• [Exercise details]: Reproduce the listing below verbatim.

[Chart and figure data]
=======

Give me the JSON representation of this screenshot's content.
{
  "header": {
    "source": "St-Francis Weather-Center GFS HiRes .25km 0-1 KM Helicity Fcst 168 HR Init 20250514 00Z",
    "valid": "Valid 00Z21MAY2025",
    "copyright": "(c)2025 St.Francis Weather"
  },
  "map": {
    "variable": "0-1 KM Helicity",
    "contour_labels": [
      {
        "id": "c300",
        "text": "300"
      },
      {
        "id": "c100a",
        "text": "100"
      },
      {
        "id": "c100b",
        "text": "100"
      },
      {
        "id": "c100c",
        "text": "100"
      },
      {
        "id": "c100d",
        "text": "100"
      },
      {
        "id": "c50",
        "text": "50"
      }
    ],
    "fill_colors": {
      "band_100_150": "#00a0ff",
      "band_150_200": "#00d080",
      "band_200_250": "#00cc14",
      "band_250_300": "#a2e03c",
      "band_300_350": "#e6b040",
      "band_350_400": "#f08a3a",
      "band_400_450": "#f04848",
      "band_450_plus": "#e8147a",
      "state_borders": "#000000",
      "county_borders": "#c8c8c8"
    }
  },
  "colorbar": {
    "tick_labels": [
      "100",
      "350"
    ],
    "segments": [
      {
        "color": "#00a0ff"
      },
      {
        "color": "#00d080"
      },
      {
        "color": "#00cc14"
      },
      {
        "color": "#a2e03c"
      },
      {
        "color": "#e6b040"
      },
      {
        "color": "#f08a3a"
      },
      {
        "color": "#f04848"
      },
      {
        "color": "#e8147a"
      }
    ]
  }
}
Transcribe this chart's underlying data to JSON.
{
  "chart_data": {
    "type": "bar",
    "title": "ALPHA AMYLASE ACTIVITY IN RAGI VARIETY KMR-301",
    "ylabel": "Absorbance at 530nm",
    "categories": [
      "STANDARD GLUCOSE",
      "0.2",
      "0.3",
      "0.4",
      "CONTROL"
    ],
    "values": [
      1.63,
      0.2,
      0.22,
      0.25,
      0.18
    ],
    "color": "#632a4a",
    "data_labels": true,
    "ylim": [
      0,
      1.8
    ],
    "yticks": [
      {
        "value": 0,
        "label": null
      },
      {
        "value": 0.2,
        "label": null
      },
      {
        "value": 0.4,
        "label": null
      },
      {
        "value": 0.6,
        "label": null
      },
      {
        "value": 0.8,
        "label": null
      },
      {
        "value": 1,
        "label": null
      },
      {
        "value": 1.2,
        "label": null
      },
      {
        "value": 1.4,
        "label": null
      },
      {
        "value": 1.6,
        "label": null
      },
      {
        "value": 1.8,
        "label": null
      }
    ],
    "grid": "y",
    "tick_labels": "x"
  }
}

=======

• [Written response]:
Give me the JSON representation of this screenshot's content.
{
  "header": {
    "source": "St-Francis Weather-Center GFS HiRes .25km 0-1 KM Helicity Fcst 168 HR Init 20250514 00Z",
    "valid": "Valid 00Z21MAY2025",
    "copyright": "(c)2025 St.Francis Weather"
  },
  "map": {
    "variable": "0-1 KM Helicity",
    "contour_labels": [
      {
        "id": "c300",
        "text": "300"
      },
      {
        "id": "c100a",
        "text": "100"
      },
      {
        "id": "c100b",
        "text": "100"
      },
      {
        "id": "c100c",
        "text": "100"
      },
      {
        "id": "c100d",
        "text": "100"
      },
      {
        "id": "c50",
        "text": "50"
      }
    ],
    "fill_colors": {
      "band_100_150": "#00a0ff",
      "band_150_200": "#00d080",
      "band_200_250": "#00cc14",
      "band_250_300": "#a2e03c",
      "band_300_350": "#e6b040",
      "band_350_400": "#f08a3a",
      "band_400_450": "#f04848",
      "band_450_plus": "#e8147a",
      "state_borders": "#000000",
      "county_borders": "#c8c8c8"
    }
  },
  "colorbar": {
    "tick_labels": [
      "100",
      "350"
    ],
    "segments": [
      {
        "color": "#00a0ff"
      },
      {
        "color": "#00d080"
      },
      {
        "color": "#00cc14"
      },
      {
        "color": "#a2e03c"
      },
      {
        "color": "#e6b040"
      },
      {
        "color": "#f08a3a"
      },
      {
        "color": "#f04848"
      },
      {
        "color": "#e8147a"
      }
    ]
  }
}
Transcribe this chart's underlying data to JSON.
{
  "chart_data": {
    "type": "bar",
    "title": "ALPHA AMYLASE ACTIVITY IN RAGI VARIETY KMR-301",
    "ylabel": "Absorbance at 530nm",
    "categories": [
      "STANDARD GLUCOSE",
      "0.2",
      "0.3",
      "0.4",
      "CONTROL"
    ],
    "values": [
      1.63,
      0.2,
      0.22,
      0.25,
      0.18
    ],
    "color": "#632a4a",
    "data_labels": true,
    "ylim": [
      0,
      1.8
    ],
    "yticks": [
      {
        "value": 0,
        "label": null
      },
      {
        "value": 0.2,
        "label": null
      },
      {
        "value": 0.4,
        "label": null
      },
      {
        "value": 0.6,
        "label": null
      },
      {
        "value": 0.8,
        "label": null
      },
      {
        "value": 1,
        "label": null
      },
      {
        "value": 1.2,
        "label": null
      },
      {
        "value": 1.4,
        "label": null
      },
      {
        "value": 1.6,
        "label": null
      },
      {
        "value": 1.8,
        "label": null
      }
    ],
    "grid": "y",
    "tick_labels": "x"
  }
}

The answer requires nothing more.